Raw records
::::::::
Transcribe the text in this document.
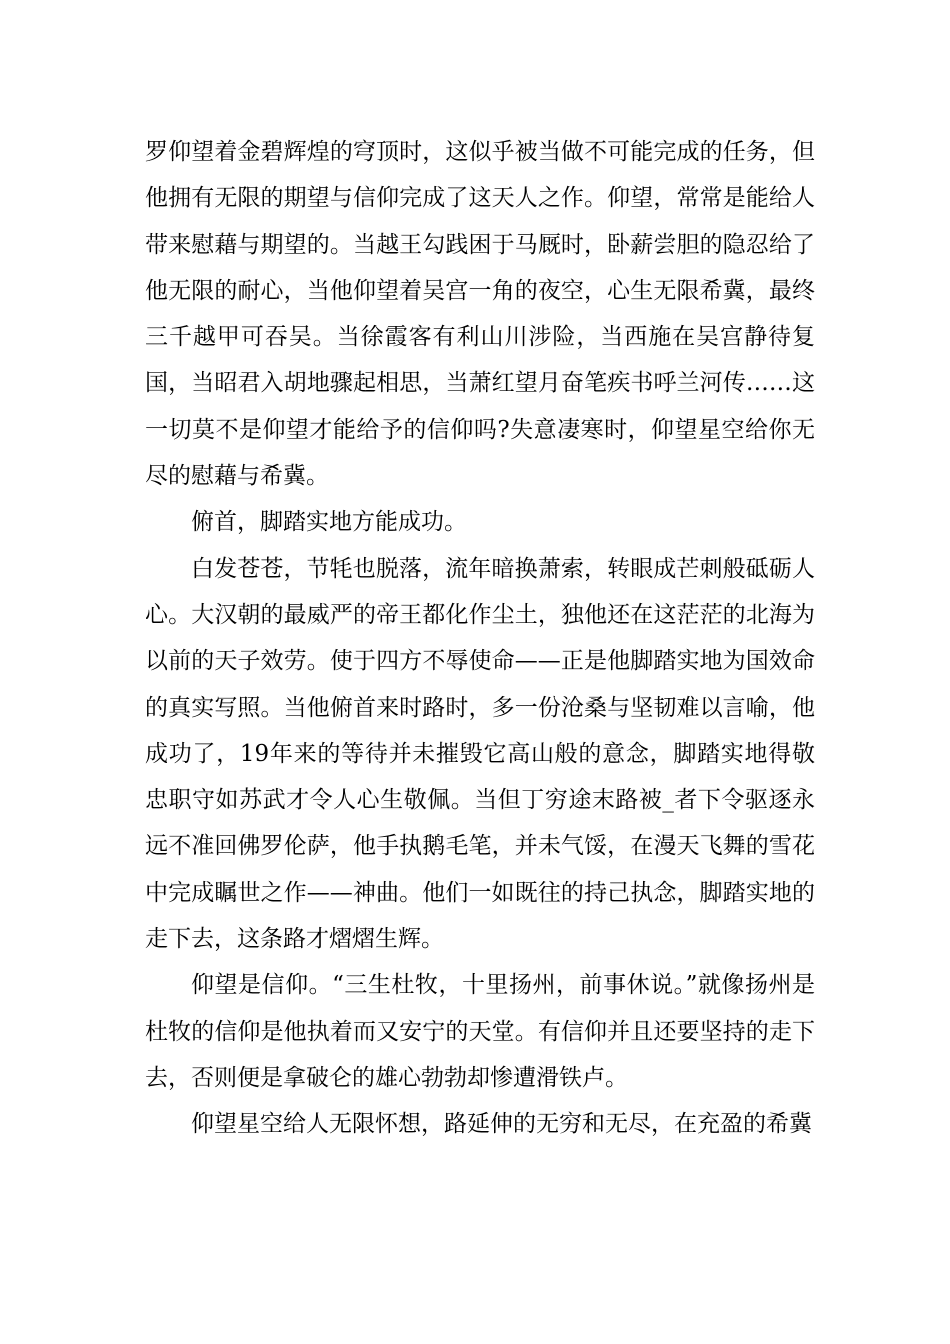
罗仰望着金碧辉煌的穹顶时，这似乎被当做不可能完成的任务，但他拥有无限的期望与信仰完成了这天人之作。仰望，常常是能给人带来慰藉与期望的。当越王勾践困于马厩时，卧薪尝胆的隐忍给了他无限的耐心，当他仰望着吴宫一角的夜空，心生无限希冀，最终三千越甲可吞吴。当徐霞客有利山川涉险，当西施在吴宫静待复国，当昭君入胡地骤起相思，当萧红望月奋笔疾书呼兰河传……这一切莫不是仰望才能给予的信仰吗?失意凄寒时，仰望星空给你无尽的慰藉与希冀。

俯首，脚踏实地方能成功。

白发苍苍，节牦也脱落，流年暗换萧索，转眼成芒刺般砥砺人心。大汉朝的最威严的帝王都化作尘土，独他还在这茫茫的北海为以前的天子效劳。使于四方不辱使命——正是他脚踏实地为国效命的真实写照。当他俯首来时路时，多一份沧桑与坚韧难以言喻，他成功了，19年来的等待并未摧毁它高山般的意念，脚踏实地得敬忠职守如苏武才令人心生敬佩。当但丁穷途末路被_者下令驱逐永远不准回佛罗伦萨，他手执鹅毛笔，并未气馁，在漫天飞舞的雪花中完成瞩世之作——神曲。他们一如既往的持己执念，脚踏实地的走下去，这条路才熠熠生辉。

仰望是信仰。“三生杜牧，十里扬州，前事休说。”就像扬州是杜牧的信仰是他执着而又安宁的天堂。有信仰并且还要坚持的走下去，否则便是拿破仑的雄心勃勃却惨遭滑铁卢。

仰望星空给人无限怀想，路延伸的无穷和无尽，在充盈的希冀
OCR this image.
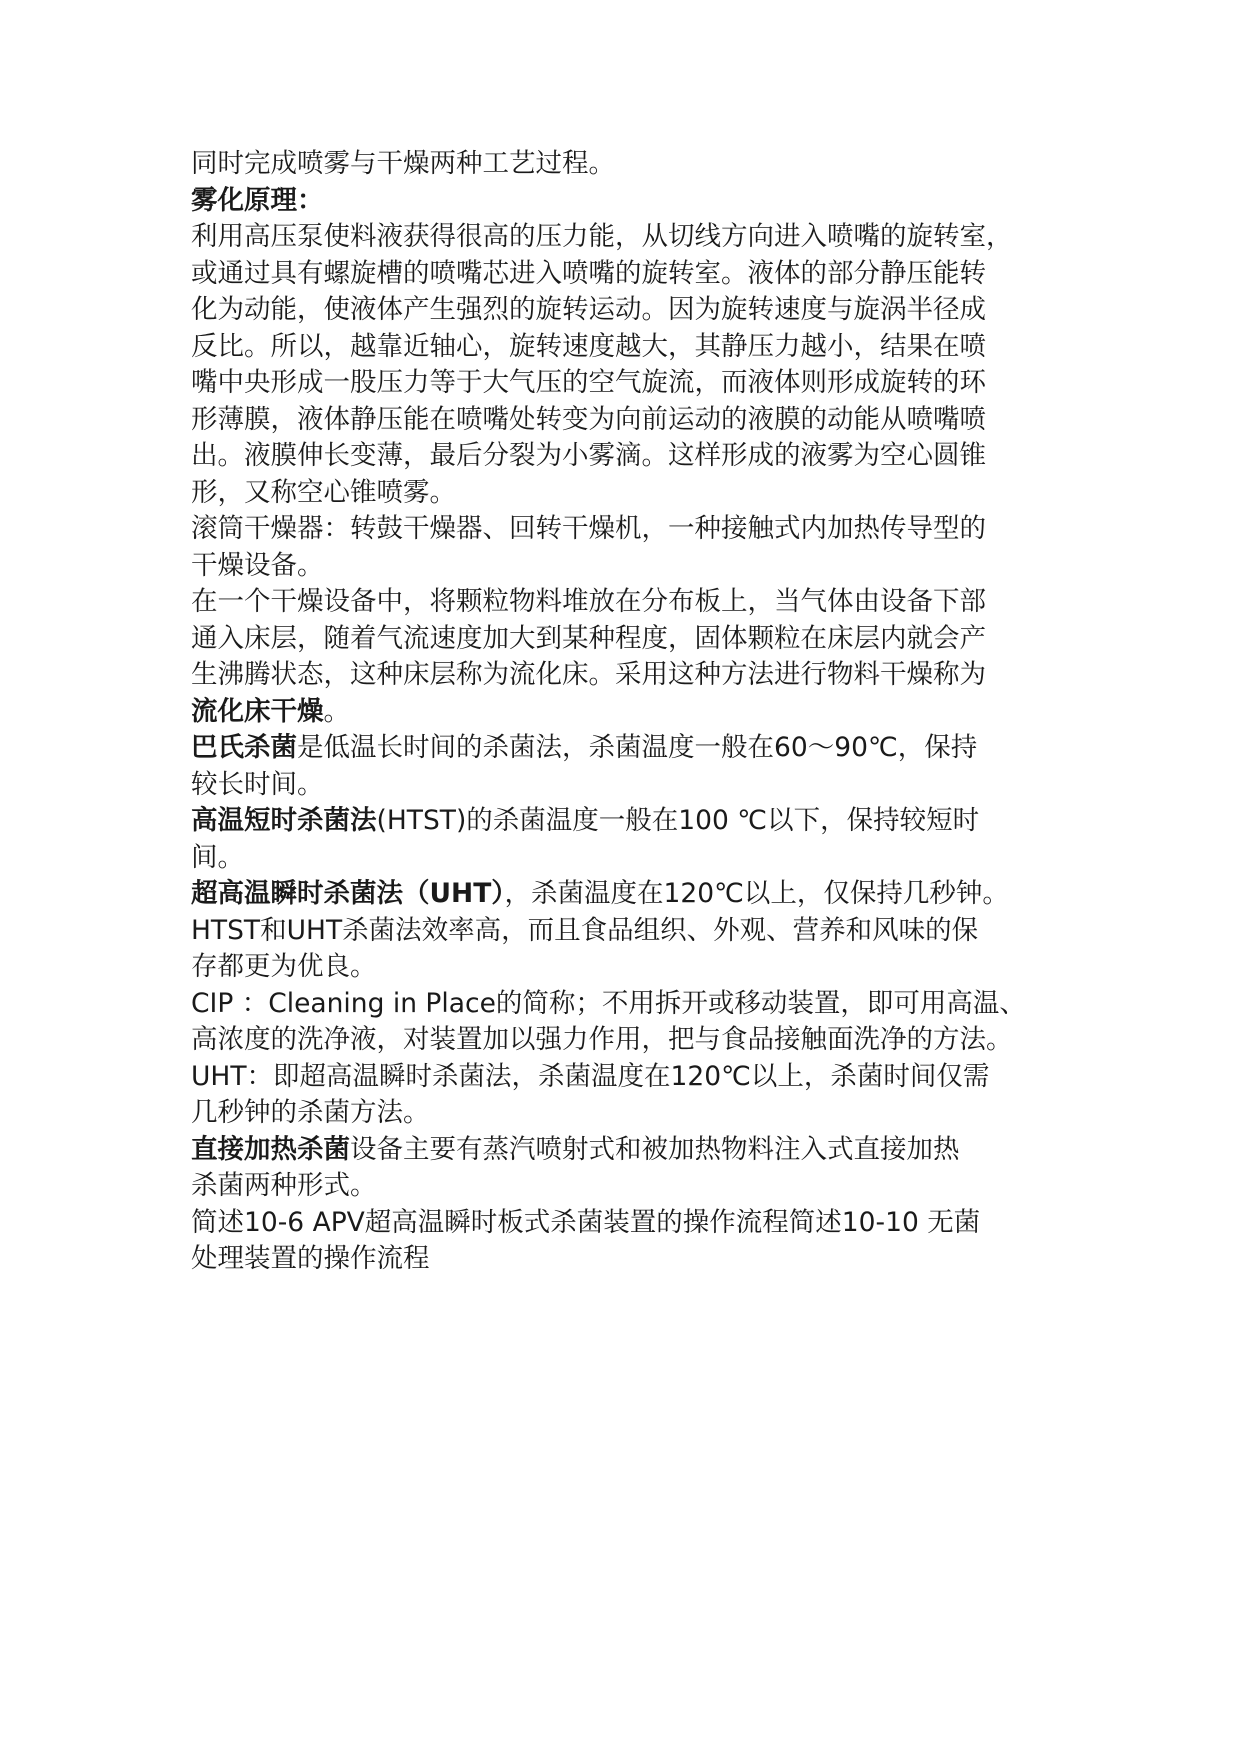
同时完成喷雾与干燥两种工艺过程。
雾化原理：
利用高压泵使料液获得很高的压力能，从切线方向进入喷嘴的旋转室，
或通过具有螺旋槽的喷嘴芯进入喷嘴的旋转室。液体的部分静压能转
化为动能，使液体产生强烈的旋转运动。因为旋转速度与旋涡半径成
反比。所以，越靠近轴心，旋转速度越大，其静压力越小，结果在喷
嘴中央形成一股压力等于大气压的空气旋流，而液体则形成旋转的环
形薄膜，液体静压能在喷嘴处转变为向前运动的液膜的动能从喷嘴喷
出。液膜伸长变薄，最后分裂为小雾滴。这样形成的液雾为空心圆锥
形，又称空心锥喷雾。
滚筒干燥器：转鼓干燥器、回转干燥机，一种接触式内加热传导型的
干燥设备。
在一个干燥设备中，将颗粒物料堆放在分布板上，当气体由设备下部
通入床层，随着气流速度加大到某种程度，固体颗粒在床层内就会产
生沸腾状态，这种床层称为流化床。采用这种方法进行物料干燥称为
流化床干燥。
巴氏杀菌是低温长时间的杀菌法，杀菌温度一般在60～90℃，保持
较长时间。
高温短时杀菌法(HTST)的杀菌温度一般在100 ℃以下，保持较短时
间。
超高温瞬时杀菌法（UHT），杀菌温度在120℃以上，仅保持几秒钟。
HTST和UHT杀菌法效率高，而且食品组织、外观、营养和风味的保
存都更为优良。
CIP ：Cleaning in Place的简称；不用拆开或移动装置，即可用高温、
高浓度的洗净液，对装置加以强力作用，把与食品接触面洗净的方法。
UHT：即超高温瞬时杀菌法，杀菌温度在120℃以上，杀菌时间仅需
几秒钟的杀菌方法。
直接加热杀菌设备主要有蒸汽喷射式和被加热物料注入式直接加热
杀菌两种形式。
简述10-6 APV超高温瞬时板式杀菌装置的操作流程简述10-10 无菌
处理装置的操作流程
::::::::
Using the material above, return every line exactly as it appears, minus the pictures.

• Answer to this task:
Transcribe the text in this document.
罗仰望着金碧辉煌的穹顶时，这似乎被当做不可能完成的任务，但他拥有无限的期望与信仰完成了这天人之作。仰望，常常是能给人带来慰藉与期望的。当越王勾践困于马厩时，卧薪尝胆的隐忍给了他无限的耐心，当他仰望着吴宫一角的夜空，心生无限希冀，最终三千越甲可吞吴。当徐霞客有利山川涉险，当西施在吴宫静待复国，当昭君入胡地骤起相思，当萧红望月奋笔疾书呼兰河传……这一切莫不是仰望才能给予的信仰吗?失意凄寒时，仰望星空给你无尽的慰藉与希冀。

俯首，脚踏实地方能成功。

白发苍苍，节牦也脱落，流年暗换萧索，转眼成芒刺般砥砺人心。大汉朝的最威严的帝王都化作尘土，独他还在这茫茫的北海为以前的天子效劳。使于四方不辱使命——正是他脚踏实地为国效命的真实写照。当他俯首来时路时，多一份沧桑与坚韧难以言喻，他成功了，19年来的等待并未摧毁它高山般的意念，脚踏实地得敬忠职守如苏武才令人心生敬佩。当但丁穷途末路被_者下令驱逐永远不准回佛罗伦萨，他手执鹅毛笔，并未气馁，在漫天飞舞的雪花中完成瞩世之作——神曲。他们一如既往的持己执念，脚踏实地的走下去，这条路才熠熠生辉。

仰望是信仰。“三生杜牧，十里扬州，前事休说。”就像扬州是杜牧的信仰是他执着而又安宁的天堂。有信仰并且还要坚持的走下去，否则便是拿破仑的雄心勃勃却惨遭滑铁卢。

仰望星空给人无限怀想，路延伸的无穷和无尽，在充盈的希冀
OCR this image.
同时完成喷雾与干燥两种工艺过程。
雾化原理：
利用高压泵使料液获得很高的压力能，从切线方向进入喷嘴的旋转室，
或通过具有螺旋槽的喷嘴芯进入喷嘴的旋转室。液体的部分静压能转
化为动能，使液体产生强烈的旋转运动。因为旋转速度与旋涡半径成
反比。所以，越靠近轴心，旋转速度越大，其静压力越小，结果在喷
嘴中央形成一股压力等于大气压的空气旋流，而液体则形成旋转的环
形薄膜，液体静压能在喷嘴处转变为向前运动的液膜的动能从喷嘴喷
出。液膜伸长变薄，最后分裂为小雾滴。这样形成的液雾为空心圆锥
形，又称空心锥喷雾。
滚筒干燥器：转鼓干燥器、回转干燥机，一种接触式内加热传导型的
干燥设备。
在一个干燥设备中，将颗粒物料堆放在分布板上，当气体由设备下部
通入床层，随着气流速度加大到某种程度，固体颗粒在床层内就会产
生沸腾状态，这种床层称为流化床。采用这种方法进行物料干燥称为
流化床干燥。
巴氏杀菌是低温长时间的杀菌法，杀菌温度一般在60～90℃，保持
较长时间。
高温短时杀菌法(HTST)的杀菌温度一般在100 ℃以下，保持较短时
间。
超高温瞬时杀菌法（UHT），杀菌温度在120℃以上，仅保持几秒钟。
HTST和UHT杀菌法效率高，而且食品组织、外观、营养和风味的保
存都更为优良。
CIP ：Cleaning in Place的简称；不用拆开或移动装置，即可用高温、
高浓度的洗净液，对装置加以强力作用，把与食品接触面洗净的方法。
UHT：即超高温瞬时杀菌法，杀菌温度在120℃以上，杀菌时间仅需
几秒钟的杀菌方法。
直接加热杀菌设备主要有蒸汽喷射式和被加热物料注入式直接加热
杀菌两种形式。
简述10-6 APV超高温瞬时板式杀菌装置的操作流程简述10-10 无菌
处理装置的操作流程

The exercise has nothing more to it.